• WHAT YOU ARE ASKED TO DO: Wherever a line holds the string "TSSM", copy that line.

• TASK DATA:
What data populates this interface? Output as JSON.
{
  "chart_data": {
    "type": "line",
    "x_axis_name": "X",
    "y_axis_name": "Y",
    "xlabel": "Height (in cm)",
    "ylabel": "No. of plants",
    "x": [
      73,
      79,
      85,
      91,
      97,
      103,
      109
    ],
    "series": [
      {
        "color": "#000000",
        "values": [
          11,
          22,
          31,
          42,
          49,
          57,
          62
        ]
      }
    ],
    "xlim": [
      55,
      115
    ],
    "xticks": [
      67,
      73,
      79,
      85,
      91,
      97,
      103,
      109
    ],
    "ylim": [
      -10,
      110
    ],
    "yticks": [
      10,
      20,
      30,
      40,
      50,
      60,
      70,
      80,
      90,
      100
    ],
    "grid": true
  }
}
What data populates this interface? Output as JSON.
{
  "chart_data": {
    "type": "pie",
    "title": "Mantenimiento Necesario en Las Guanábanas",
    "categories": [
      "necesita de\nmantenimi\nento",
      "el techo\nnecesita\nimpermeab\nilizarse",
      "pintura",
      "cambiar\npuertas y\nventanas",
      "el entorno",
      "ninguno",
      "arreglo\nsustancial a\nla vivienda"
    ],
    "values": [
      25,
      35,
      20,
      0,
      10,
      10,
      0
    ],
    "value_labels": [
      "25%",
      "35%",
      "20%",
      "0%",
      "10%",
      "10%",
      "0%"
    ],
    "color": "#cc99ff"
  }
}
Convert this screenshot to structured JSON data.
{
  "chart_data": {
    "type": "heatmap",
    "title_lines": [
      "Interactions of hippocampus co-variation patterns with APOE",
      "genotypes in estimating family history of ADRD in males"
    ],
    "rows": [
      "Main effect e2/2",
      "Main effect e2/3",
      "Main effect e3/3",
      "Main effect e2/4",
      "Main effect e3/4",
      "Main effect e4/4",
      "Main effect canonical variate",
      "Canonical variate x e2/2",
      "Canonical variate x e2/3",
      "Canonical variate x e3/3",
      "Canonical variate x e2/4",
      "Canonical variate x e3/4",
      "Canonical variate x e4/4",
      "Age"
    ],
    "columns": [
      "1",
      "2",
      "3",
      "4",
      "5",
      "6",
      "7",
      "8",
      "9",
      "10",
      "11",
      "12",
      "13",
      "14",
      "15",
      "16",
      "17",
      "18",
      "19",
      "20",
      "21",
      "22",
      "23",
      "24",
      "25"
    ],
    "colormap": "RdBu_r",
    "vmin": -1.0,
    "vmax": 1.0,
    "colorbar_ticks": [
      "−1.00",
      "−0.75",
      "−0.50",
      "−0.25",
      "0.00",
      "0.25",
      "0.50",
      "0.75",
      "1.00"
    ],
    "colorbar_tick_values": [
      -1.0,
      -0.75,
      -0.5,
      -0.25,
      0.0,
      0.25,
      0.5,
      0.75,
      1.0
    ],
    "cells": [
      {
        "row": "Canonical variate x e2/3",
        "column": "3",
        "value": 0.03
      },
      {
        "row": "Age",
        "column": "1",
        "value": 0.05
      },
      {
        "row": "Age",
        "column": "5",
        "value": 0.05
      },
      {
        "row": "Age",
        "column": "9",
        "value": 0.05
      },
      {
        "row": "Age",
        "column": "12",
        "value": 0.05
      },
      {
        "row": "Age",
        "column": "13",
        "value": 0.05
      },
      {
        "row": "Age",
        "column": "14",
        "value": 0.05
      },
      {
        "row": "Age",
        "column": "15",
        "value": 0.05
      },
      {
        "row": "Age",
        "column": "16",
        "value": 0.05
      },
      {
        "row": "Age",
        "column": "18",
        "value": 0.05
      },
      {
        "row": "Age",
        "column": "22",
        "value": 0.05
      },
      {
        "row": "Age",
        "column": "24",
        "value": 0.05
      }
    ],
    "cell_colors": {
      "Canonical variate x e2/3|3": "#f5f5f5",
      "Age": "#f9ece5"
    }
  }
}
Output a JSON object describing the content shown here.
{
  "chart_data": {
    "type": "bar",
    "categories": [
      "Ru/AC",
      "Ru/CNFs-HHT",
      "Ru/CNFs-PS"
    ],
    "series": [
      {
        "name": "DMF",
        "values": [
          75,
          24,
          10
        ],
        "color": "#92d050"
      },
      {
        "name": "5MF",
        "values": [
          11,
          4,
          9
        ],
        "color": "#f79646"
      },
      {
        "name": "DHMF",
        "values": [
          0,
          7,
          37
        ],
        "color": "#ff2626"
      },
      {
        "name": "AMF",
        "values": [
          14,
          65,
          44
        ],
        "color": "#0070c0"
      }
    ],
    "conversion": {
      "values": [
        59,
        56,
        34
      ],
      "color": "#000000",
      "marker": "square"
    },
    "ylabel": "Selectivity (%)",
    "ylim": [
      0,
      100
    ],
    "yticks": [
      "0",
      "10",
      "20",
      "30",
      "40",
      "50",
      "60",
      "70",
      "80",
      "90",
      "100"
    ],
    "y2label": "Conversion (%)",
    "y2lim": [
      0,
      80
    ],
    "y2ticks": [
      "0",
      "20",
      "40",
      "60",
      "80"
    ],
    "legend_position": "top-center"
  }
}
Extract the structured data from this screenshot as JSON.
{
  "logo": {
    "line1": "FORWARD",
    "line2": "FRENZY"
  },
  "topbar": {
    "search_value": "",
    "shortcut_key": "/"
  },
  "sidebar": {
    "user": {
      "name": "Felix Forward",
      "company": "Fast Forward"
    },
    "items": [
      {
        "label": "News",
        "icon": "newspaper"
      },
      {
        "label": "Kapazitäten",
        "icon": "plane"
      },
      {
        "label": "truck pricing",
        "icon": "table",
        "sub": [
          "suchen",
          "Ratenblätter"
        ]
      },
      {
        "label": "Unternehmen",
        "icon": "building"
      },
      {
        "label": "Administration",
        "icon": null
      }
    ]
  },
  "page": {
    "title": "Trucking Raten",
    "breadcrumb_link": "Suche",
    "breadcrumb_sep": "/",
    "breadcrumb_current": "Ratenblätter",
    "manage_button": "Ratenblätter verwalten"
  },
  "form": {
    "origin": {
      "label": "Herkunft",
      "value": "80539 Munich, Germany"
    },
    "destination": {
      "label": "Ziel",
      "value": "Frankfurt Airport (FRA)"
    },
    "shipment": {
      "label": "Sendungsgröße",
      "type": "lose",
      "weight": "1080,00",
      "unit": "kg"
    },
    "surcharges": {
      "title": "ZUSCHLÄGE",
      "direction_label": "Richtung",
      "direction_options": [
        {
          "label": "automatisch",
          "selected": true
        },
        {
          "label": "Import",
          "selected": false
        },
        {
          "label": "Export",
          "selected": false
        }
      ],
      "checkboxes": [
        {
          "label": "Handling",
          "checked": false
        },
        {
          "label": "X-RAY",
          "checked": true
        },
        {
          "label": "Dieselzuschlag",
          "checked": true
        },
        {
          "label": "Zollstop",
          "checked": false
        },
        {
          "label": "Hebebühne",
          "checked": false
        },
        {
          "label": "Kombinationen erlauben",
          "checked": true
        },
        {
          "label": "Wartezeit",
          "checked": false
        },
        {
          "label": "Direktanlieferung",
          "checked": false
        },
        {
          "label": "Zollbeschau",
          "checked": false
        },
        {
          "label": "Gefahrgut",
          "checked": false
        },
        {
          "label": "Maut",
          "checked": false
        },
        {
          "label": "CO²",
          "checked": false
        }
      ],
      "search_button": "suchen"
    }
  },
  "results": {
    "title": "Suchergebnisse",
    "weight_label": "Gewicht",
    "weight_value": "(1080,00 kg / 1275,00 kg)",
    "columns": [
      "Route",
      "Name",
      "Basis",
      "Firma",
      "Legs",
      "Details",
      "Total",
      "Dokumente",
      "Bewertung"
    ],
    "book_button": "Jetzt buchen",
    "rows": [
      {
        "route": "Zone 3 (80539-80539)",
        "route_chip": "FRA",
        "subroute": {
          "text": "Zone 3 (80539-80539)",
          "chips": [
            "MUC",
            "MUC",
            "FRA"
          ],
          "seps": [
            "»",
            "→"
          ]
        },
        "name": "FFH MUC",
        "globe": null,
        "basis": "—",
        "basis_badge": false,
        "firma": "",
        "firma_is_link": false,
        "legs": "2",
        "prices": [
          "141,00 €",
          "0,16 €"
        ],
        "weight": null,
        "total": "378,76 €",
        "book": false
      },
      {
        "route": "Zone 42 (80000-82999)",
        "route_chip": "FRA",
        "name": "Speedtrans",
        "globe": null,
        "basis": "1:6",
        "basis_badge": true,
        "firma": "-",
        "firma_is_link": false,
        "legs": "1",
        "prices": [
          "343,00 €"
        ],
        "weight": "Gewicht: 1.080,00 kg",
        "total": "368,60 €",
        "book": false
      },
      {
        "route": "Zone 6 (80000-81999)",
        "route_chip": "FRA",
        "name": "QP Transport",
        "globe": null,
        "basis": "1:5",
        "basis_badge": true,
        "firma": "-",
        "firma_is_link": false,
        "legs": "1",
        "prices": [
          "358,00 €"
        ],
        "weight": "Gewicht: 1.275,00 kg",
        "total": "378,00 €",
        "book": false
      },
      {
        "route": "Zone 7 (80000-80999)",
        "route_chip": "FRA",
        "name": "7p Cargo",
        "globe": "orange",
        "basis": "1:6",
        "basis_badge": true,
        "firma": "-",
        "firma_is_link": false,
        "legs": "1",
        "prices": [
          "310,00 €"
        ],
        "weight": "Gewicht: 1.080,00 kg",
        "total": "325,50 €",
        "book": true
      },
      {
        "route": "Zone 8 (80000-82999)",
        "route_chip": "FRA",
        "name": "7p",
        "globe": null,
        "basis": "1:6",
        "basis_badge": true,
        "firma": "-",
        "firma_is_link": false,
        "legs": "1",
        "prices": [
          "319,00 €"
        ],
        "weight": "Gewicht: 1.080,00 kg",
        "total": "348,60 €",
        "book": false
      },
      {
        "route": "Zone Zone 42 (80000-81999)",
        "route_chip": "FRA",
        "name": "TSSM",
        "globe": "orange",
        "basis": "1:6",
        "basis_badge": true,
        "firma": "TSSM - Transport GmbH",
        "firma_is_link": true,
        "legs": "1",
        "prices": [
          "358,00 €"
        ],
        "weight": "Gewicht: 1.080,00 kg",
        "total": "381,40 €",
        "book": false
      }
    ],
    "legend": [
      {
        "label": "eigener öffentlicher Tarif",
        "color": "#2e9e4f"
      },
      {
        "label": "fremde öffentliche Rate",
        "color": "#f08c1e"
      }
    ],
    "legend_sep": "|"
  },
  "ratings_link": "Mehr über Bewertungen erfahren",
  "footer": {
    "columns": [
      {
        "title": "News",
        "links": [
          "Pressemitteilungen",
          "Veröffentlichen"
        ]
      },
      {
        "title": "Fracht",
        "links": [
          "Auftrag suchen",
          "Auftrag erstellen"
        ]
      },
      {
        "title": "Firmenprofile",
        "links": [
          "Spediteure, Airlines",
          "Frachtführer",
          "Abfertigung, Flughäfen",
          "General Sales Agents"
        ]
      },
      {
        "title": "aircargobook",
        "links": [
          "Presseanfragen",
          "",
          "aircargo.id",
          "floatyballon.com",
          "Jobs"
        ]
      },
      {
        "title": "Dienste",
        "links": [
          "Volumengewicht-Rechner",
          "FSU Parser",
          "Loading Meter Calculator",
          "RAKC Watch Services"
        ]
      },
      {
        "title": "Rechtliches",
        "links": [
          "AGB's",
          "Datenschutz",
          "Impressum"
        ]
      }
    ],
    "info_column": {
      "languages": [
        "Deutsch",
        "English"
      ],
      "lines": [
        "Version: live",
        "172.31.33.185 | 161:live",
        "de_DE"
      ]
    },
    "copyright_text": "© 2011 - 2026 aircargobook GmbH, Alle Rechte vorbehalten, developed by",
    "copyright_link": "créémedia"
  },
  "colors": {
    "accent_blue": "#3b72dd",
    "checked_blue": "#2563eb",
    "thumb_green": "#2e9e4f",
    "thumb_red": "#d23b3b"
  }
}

• RESULT OF THE EXERCISE:
        "name": "TSSM",
        "firma": "TSSM - Transport GmbH",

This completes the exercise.